# EXERCISE DIRECTIONS
Nothing should be left out: output all of the entries exactly.

# EXTRACTED RECORDS
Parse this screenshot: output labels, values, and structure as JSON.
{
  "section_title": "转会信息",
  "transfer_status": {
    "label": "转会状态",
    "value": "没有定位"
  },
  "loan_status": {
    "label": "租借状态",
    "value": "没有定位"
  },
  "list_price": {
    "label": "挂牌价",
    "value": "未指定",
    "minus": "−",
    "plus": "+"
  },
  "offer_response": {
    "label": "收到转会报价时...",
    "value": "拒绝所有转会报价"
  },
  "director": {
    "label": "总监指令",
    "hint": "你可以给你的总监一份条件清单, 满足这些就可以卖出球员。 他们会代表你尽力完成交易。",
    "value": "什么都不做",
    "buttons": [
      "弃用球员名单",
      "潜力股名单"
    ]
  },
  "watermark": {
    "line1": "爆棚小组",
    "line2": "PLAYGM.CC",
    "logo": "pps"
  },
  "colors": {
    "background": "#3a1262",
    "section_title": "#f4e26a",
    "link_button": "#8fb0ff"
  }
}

# WRITTEN REPLY
Parse this screenshot: output labels, values, and structure as JSON.
{
  "section_title": "转会信息",
  "transfer_status": {
    "label": "转会状态",
    "value": "没有定位"
  },
  "loan_status": {
    "label": "租借状态",
    "value": "没有定位"
  },
  "list_price": {
    "label": "挂牌价",
    "value": "未指定",
    "minus": "−",
    "plus": "+"
  },
  "offer_response": {
    "label": "收到转会报价时...",
    "value": "拒绝所有转会报价"
  },
  "director": {
    "label": "总监指令",
    "hint": "你可以给你的总监一份条件清单, 满足这些就可以卖出球员。 他们会代表你尽力完成交易。",
    "value": "什么都不做",
    "buttons": [
      "弃用球员名单",
      "潜力股名单"
    ]
  },
  "watermark": {
    "line1": "爆棚小组",
    "line2": "PLAYGM.CC",
    "logo": "pps"
  },
  "colors": {
    "background": "#3a1262",
    "section_title": "#f4e26a",
    "link_button": "#8fb0ff"
  }
}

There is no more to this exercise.